What follows is a block of records; restate each one word for word.

### Collected data entries
-- -- --

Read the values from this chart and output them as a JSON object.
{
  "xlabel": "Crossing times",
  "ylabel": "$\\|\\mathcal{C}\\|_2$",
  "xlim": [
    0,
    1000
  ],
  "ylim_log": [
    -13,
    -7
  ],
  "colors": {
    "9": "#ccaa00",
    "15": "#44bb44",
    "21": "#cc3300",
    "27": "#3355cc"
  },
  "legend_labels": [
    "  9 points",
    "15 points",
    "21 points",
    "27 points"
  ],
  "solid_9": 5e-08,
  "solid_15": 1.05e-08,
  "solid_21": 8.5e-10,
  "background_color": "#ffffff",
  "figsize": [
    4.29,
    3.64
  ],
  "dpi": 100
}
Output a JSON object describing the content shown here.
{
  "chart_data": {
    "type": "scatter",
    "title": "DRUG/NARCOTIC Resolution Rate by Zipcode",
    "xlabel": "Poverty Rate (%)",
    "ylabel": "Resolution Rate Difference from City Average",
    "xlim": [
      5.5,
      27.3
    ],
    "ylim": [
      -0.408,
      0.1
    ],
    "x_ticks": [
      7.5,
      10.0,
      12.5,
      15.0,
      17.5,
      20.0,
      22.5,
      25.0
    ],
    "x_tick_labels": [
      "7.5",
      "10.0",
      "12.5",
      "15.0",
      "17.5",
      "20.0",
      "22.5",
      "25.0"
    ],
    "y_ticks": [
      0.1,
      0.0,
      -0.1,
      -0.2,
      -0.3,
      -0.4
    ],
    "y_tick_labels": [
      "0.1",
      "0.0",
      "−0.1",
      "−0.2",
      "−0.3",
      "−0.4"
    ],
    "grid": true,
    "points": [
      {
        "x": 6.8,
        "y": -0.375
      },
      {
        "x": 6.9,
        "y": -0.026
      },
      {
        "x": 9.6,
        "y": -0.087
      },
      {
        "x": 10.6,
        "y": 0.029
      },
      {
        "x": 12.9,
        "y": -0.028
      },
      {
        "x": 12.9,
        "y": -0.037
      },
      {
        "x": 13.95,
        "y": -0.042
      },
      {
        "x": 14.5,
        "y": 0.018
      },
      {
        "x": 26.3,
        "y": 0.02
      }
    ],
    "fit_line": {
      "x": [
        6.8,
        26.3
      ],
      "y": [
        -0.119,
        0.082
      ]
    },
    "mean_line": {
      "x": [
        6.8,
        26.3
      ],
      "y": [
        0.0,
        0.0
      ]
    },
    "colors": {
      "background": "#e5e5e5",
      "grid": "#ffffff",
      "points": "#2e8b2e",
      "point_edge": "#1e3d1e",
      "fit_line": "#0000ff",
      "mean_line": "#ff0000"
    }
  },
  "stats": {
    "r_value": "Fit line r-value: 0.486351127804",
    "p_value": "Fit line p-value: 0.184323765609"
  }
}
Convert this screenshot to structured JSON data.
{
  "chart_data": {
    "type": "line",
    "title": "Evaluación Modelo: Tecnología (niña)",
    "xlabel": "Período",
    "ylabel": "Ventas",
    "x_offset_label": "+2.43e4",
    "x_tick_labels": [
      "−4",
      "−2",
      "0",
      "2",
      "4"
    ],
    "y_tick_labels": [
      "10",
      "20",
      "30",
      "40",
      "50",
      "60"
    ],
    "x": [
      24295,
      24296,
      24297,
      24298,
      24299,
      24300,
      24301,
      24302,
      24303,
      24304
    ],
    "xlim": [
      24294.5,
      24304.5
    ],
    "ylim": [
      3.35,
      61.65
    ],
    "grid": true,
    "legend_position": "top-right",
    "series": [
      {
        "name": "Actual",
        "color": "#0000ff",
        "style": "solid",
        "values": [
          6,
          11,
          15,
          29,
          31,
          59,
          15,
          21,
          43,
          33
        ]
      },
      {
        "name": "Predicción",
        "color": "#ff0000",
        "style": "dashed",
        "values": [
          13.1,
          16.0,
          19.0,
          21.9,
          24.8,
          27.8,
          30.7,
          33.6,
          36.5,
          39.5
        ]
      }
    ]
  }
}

-- -- --

### FINISHED TASK
Read the values from this chart and output them as a JSON object.
{
  "xlabel": "Crossing times",
  "ylabel": "$\\|\\mathcal{C}\\|_2$",
  "xlim": [
    0,
    1000
  ],
  "ylim_log": [
    -13,
    -7
  ],
  "colors": {
    "9": "#ccaa00",
    "15": "#44bb44",
    "21": "#cc3300",
    "27": "#3355cc"
  },
  "legend_labels": [
    "  9 points",
    "15 points",
    "21 points",
    "27 points"
  ],
  "solid_9": 5e-08,
  "solid_15": 1.05e-08,
  "solid_21": 8.5e-10,
  "background_color": "#ffffff",
  "figsize": [
    4.29,
    3.64
  ],
  "dpi": 100
}
Output a JSON object describing the content shown here.
{
  "chart_data": {
    "type": "scatter",
    "title": "DRUG/NARCOTIC Resolution Rate by Zipcode",
    "xlabel": "Poverty Rate (%)",
    "ylabel": "Resolution Rate Difference from City Average",
    "xlim": [
      5.5,
      27.3
    ],
    "ylim": [
      -0.408,
      0.1
    ],
    "x_ticks": [
      7.5,
      10.0,
      12.5,
      15.0,
      17.5,
      20.0,
      22.5,
      25.0
    ],
    "x_tick_labels": [
      "7.5",
      "10.0",
      "12.5",
      "15.0",
      "17.5",
      "20.0",
      "22.5",
      "25.0"
    ],
    "y_ticks": [
      0.1,
      0.0,
      -0.1,
      -0.2,
      -0.3,
      -0.4
    ],
    "y_tick_labels": [
      "0.1",
      "0.0",
      "−0.1",
      "−0.2",
      "−0.3",
      "−0.4"
    ],
    "grid": true,
    "points": [
      {
        "x": 6.8,
        "y": -0.375
      },
      {
        "x": 6.9,
        "y": -0.026
      },
      {
        "x": 9.6,
        "y": -0.087
      },
      {
        "x": 10.6,
        "y": 0.029
      },
      {
        "x": 12.9,
        "y": -0.028
      },
      {
        "x": 12.9,
        "y": -0.037
      },
      {
        "x": 13.95,
        "y": -0.042
      },
      {
        "x": 14.5,
        "y": 0.018
      },
      {
        "x": 26.3,
        "y": 0.02
      }
    ],
    "fit_line": {
      "x": [
        6.8,
        26.3
      ],
      "y": [
        -0.119,
        0.082
      ]
    },
    "mean_line": {
      "x": [
        6.8,
        26.3
      ],
      "y": [
        0.0,
        0.0
      ]
    },
    "colors": {
      "background": "#e5e5e5",
      "grid": "#ffffff",
      "points": "#2e8b2e",
      "point_edge": "#1e3d1e",
      "fit_line": "#0000ff",
      "mean_line": "#ff0000"
    }
  },
  "stats": {
    "r_value": "Fit line r-value: 0.486351127804",
    "p_value": "Fit line p-value: 0.184323765609"
  }
}
Convert this screenshot to structured JSON data.
{
  "chart_data": {
    "type": "line",
    "title": "Evaluación Modelo: Tecnología (niña)",
    "xlabel": "Período",
    "ylabel": "Ventas",
    "x_offset_label": "+2.43e4",
    "x_tick_labels": [
      "−4",
      "−2",
      "0",
      "2",
      "4"
    ],
    "y_tick_labels": [
      "10",
      "20",
      "30",
      "40",
      "50",
      "60"
    ],
    "x": [
      24295,
      24296,
      24297,
      24298,
      24299,
      24300,
      24301,
      24302,
      24303,
      24304
    ],
    "xlim": [
      24294.5,
      24304.5
    ],
    "ylim": [
      3.35,
      61.65
    ],
    "grid": true,
    "legend_position": "top-right",
    "series": [
      {
        "name": "Actual",
        "color": "#0000ff",
        "style": "solid",
        "values": [
          6,
          11,
          15,
          29,
          31,
          59,
          15,
          21,
          43,
          33
        ]
      },
      {
        "name": "Predicción",
        "color": "#ff0000",
        "style": "dashed",
        "values": [
          13.1,
          16.0,
          19.0,
          21.9,
          24.8,
          27.8,
          30.7,
          33.6,
          36.5,
          39.5
        ]
      }
    ]
  }
}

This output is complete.